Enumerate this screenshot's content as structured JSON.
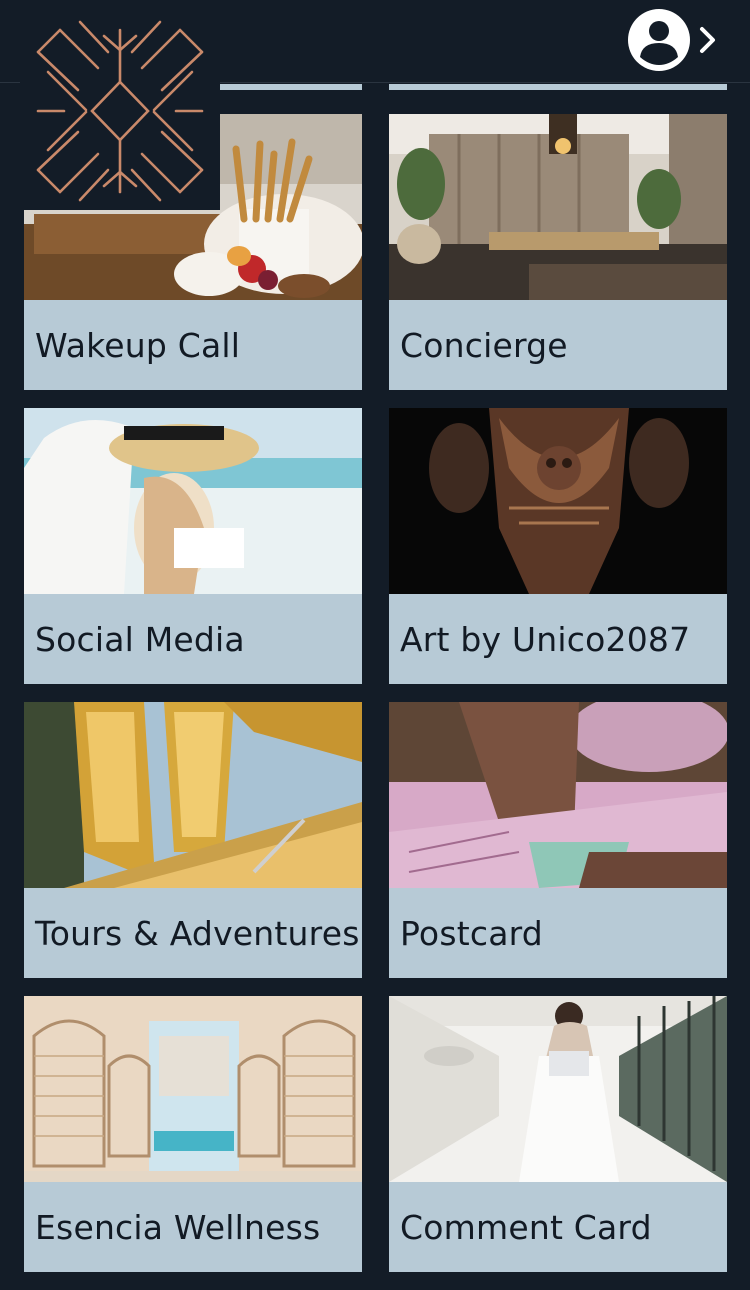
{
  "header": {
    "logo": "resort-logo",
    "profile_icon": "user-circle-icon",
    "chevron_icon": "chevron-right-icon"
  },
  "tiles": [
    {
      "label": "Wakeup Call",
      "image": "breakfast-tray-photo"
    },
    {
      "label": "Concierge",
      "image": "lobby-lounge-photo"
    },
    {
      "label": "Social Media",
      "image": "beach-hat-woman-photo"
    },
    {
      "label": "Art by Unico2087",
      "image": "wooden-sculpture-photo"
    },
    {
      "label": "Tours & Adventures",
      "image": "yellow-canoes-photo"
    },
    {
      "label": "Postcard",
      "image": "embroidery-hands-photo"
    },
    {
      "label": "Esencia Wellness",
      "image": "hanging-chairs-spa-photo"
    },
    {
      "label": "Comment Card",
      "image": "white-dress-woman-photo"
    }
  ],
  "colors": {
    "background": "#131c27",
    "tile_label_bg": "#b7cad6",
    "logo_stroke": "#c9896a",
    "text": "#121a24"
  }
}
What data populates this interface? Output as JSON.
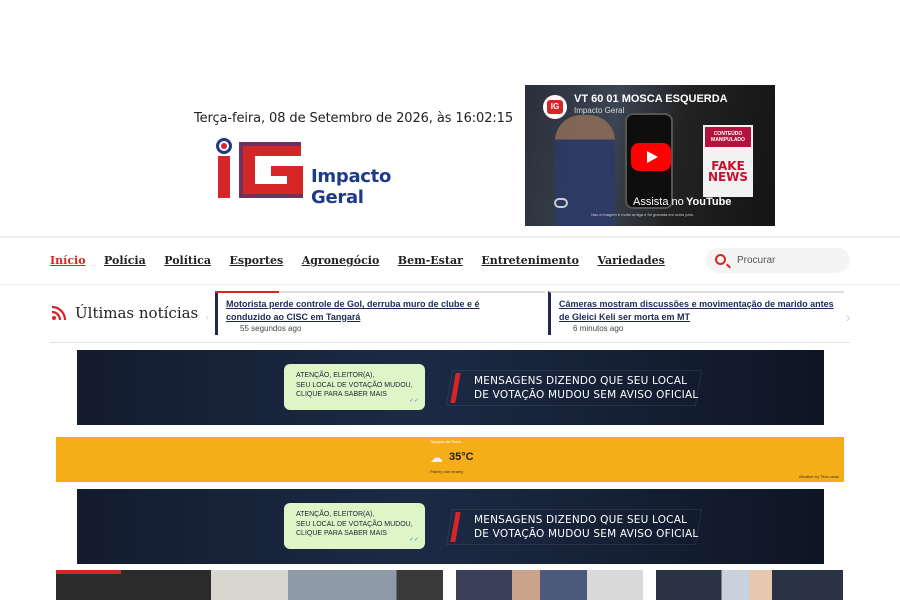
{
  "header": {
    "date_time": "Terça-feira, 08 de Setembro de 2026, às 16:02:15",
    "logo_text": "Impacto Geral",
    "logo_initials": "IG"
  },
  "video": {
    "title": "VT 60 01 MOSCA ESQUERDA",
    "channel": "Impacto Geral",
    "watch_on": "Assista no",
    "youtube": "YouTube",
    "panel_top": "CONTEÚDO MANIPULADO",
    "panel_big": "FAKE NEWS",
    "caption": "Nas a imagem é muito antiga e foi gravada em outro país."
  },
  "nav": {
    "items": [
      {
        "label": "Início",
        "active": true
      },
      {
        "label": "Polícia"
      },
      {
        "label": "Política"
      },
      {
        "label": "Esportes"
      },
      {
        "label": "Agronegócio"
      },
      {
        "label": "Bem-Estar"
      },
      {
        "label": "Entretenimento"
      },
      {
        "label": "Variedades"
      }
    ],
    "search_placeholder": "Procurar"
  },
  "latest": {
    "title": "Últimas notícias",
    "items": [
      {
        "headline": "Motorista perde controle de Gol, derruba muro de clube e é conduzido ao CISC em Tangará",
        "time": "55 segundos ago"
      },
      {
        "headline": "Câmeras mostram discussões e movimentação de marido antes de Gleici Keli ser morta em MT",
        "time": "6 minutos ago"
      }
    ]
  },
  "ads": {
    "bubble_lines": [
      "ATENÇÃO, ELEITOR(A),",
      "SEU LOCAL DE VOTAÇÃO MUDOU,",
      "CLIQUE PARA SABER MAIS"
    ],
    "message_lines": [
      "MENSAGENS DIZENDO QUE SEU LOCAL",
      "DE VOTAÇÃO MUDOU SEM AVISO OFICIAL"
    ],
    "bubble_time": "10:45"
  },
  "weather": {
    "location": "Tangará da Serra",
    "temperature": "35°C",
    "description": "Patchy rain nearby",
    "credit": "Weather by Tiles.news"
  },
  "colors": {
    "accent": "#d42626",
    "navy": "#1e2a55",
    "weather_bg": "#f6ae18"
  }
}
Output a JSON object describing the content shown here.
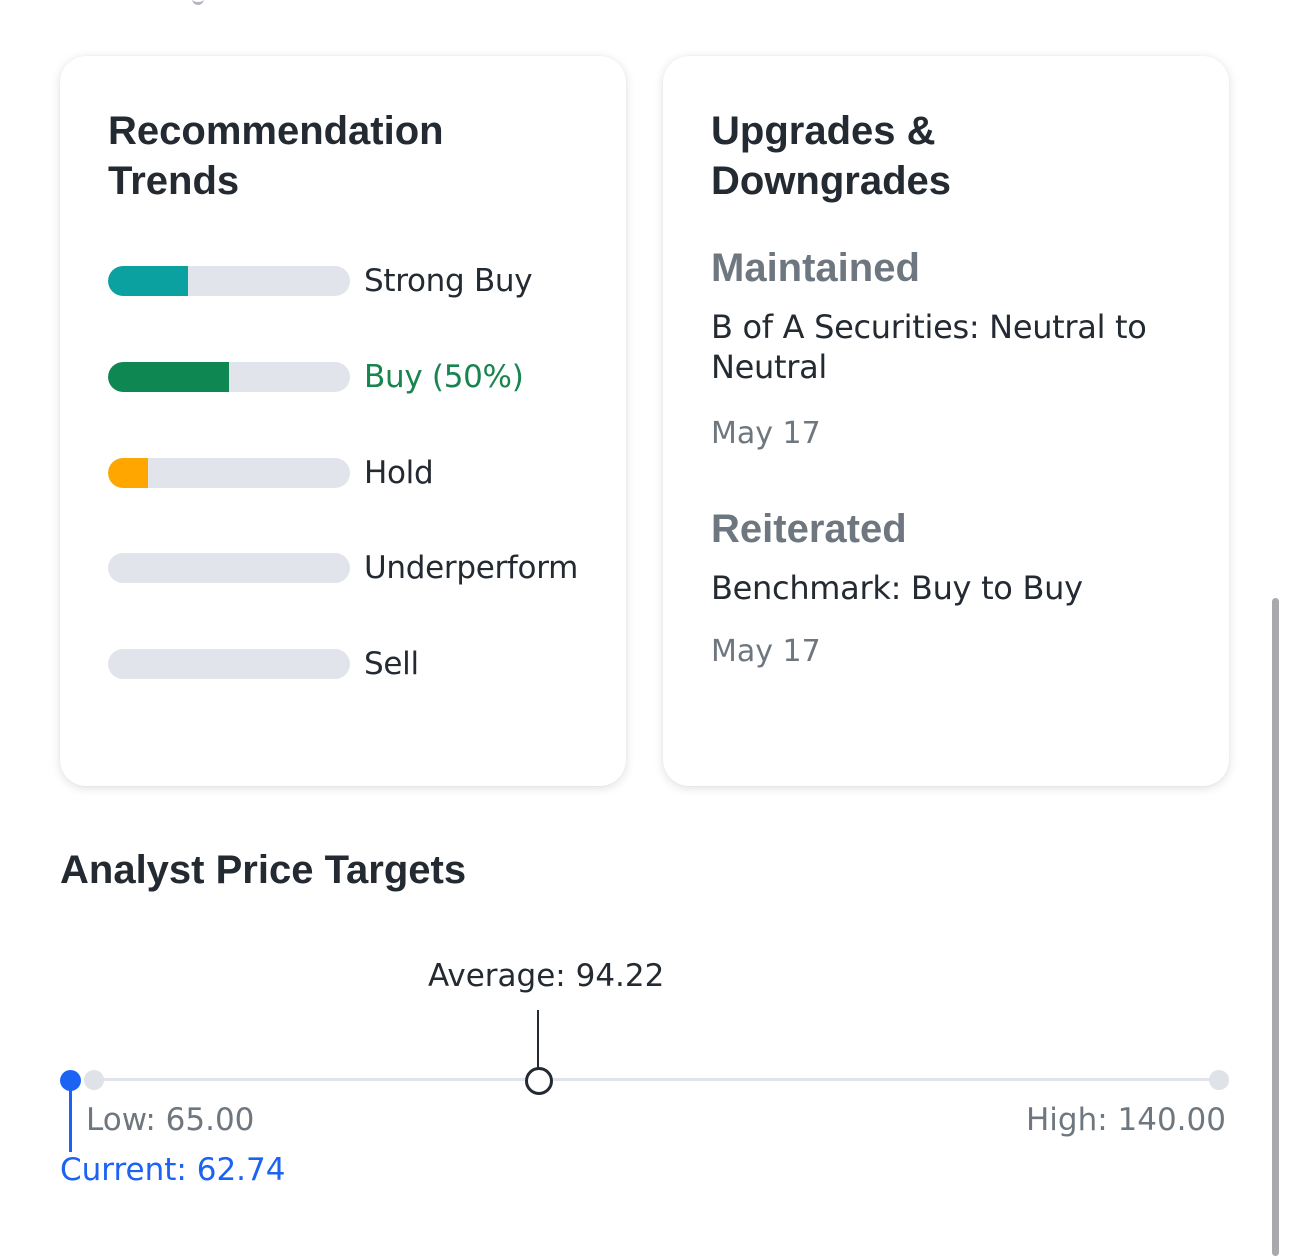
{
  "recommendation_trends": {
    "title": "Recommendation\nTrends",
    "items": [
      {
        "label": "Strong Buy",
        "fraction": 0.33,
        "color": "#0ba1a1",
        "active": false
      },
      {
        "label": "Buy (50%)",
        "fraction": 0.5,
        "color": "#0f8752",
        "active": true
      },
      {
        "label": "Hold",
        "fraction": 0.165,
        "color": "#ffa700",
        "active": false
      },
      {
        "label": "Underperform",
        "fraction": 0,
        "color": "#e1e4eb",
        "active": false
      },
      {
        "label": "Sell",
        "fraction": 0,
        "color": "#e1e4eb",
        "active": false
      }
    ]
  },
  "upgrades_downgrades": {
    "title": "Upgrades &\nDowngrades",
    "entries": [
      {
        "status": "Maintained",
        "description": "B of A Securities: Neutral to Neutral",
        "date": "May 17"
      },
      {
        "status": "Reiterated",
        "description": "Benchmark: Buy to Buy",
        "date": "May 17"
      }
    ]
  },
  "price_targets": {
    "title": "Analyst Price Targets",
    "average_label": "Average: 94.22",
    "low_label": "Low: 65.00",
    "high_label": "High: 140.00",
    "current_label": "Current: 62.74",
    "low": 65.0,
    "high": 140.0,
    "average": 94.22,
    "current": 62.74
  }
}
++++++++++++++++++++
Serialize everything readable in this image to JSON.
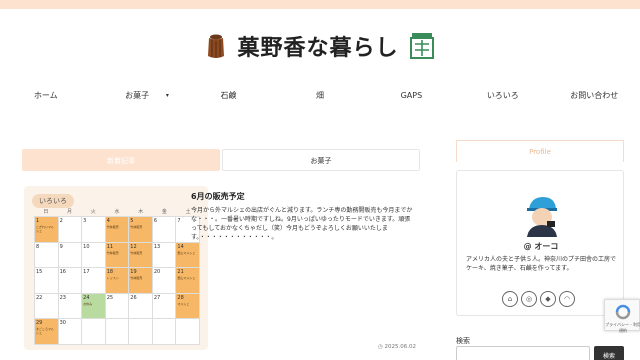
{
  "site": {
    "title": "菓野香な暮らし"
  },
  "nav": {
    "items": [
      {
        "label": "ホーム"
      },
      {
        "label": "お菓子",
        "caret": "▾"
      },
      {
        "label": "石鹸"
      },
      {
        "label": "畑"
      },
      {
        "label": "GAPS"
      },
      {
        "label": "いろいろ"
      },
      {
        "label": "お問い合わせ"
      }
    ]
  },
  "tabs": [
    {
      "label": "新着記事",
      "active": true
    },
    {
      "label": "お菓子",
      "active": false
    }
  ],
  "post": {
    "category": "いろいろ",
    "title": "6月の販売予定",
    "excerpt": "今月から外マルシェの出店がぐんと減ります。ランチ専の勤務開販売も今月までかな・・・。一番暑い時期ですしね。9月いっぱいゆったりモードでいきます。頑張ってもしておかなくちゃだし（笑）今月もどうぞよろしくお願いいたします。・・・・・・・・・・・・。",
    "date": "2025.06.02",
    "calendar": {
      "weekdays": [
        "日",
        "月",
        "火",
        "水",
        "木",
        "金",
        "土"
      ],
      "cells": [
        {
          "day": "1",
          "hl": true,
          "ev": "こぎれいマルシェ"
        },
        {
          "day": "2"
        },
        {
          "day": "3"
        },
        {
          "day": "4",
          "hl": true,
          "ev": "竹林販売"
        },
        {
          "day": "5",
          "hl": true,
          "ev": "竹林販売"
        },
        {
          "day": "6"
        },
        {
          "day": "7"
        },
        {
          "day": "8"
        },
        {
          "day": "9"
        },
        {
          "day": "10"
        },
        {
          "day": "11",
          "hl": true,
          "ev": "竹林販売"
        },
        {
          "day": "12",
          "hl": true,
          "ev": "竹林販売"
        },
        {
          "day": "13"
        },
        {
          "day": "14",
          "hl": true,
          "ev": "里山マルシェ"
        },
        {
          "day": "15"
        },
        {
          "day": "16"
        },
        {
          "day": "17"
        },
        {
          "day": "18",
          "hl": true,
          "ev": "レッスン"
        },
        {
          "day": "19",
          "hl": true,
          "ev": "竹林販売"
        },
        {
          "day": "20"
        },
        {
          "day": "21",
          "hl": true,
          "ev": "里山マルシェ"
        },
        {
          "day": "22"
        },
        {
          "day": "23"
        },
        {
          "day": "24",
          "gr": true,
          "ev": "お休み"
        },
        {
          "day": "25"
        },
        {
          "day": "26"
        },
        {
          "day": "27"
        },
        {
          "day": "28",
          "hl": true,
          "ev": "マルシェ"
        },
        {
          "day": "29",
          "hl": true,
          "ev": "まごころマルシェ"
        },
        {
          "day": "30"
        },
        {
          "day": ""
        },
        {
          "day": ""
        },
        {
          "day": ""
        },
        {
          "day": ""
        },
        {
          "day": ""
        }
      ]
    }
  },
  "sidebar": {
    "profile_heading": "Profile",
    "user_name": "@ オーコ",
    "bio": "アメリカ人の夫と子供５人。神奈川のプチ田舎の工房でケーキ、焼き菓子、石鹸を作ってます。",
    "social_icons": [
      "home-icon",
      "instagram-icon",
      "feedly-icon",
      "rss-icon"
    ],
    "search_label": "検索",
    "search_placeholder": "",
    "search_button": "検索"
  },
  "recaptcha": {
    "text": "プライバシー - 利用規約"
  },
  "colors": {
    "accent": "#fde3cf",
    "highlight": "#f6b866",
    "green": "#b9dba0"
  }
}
++++++++++++++++++++
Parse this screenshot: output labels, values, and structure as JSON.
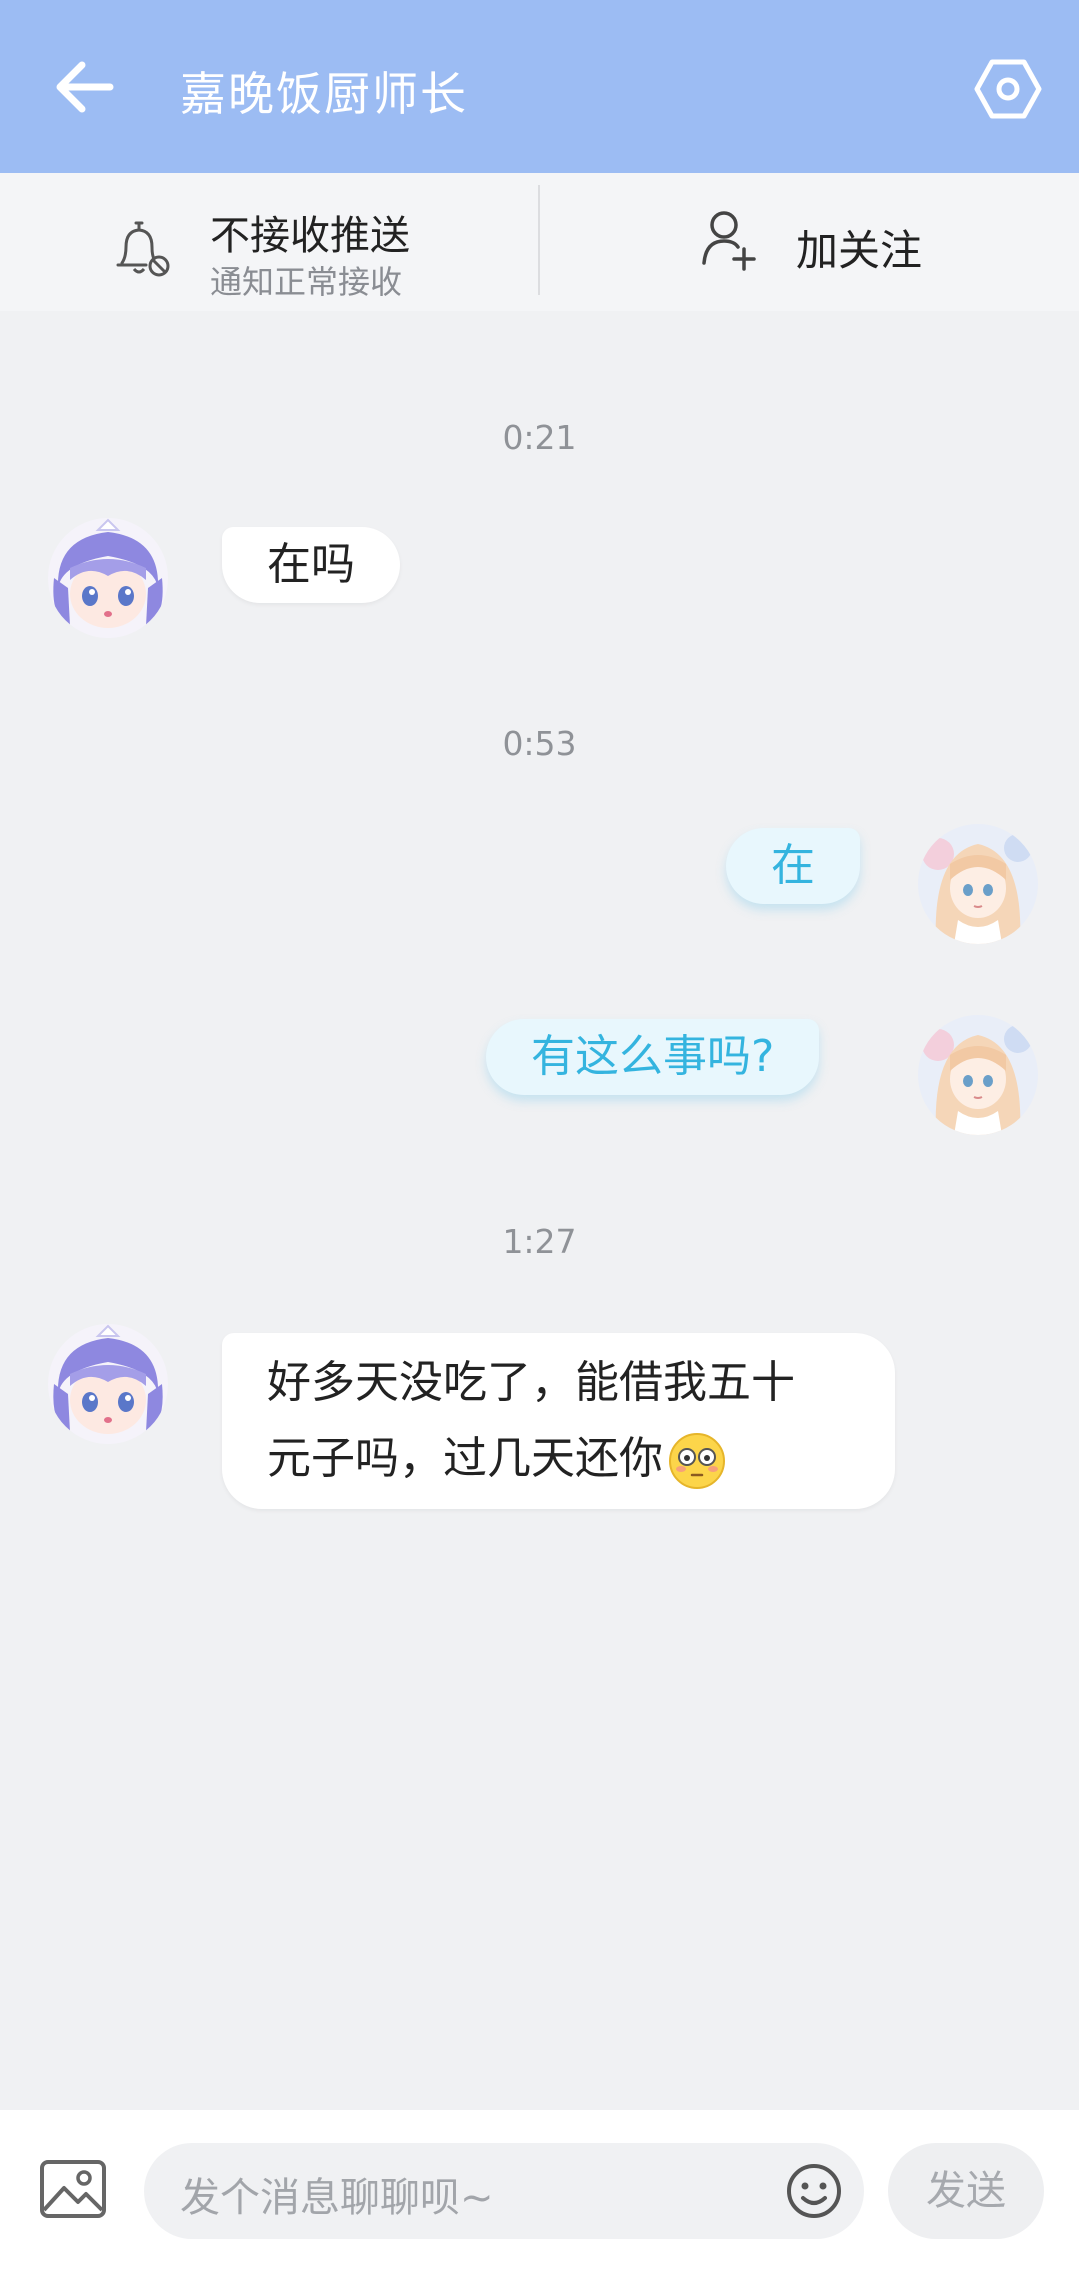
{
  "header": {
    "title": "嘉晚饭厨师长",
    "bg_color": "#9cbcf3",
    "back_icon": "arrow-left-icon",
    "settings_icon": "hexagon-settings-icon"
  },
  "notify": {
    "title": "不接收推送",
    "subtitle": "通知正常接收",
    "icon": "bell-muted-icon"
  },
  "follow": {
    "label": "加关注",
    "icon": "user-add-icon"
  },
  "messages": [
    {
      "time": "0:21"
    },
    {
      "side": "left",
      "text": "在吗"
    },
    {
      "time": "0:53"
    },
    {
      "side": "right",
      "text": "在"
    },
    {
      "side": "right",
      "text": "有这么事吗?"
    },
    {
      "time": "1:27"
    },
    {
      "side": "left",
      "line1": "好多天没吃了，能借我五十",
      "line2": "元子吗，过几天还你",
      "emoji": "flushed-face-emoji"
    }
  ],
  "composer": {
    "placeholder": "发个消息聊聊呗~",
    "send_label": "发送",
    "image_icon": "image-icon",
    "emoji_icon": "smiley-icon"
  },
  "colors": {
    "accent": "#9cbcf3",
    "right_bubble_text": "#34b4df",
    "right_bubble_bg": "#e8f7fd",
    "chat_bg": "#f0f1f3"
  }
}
++++++++++++++++++++
● **Your objective**
Work out how many lines of the data above hold the word "fraction", and write only the count.

● **Reply to the exercise**
5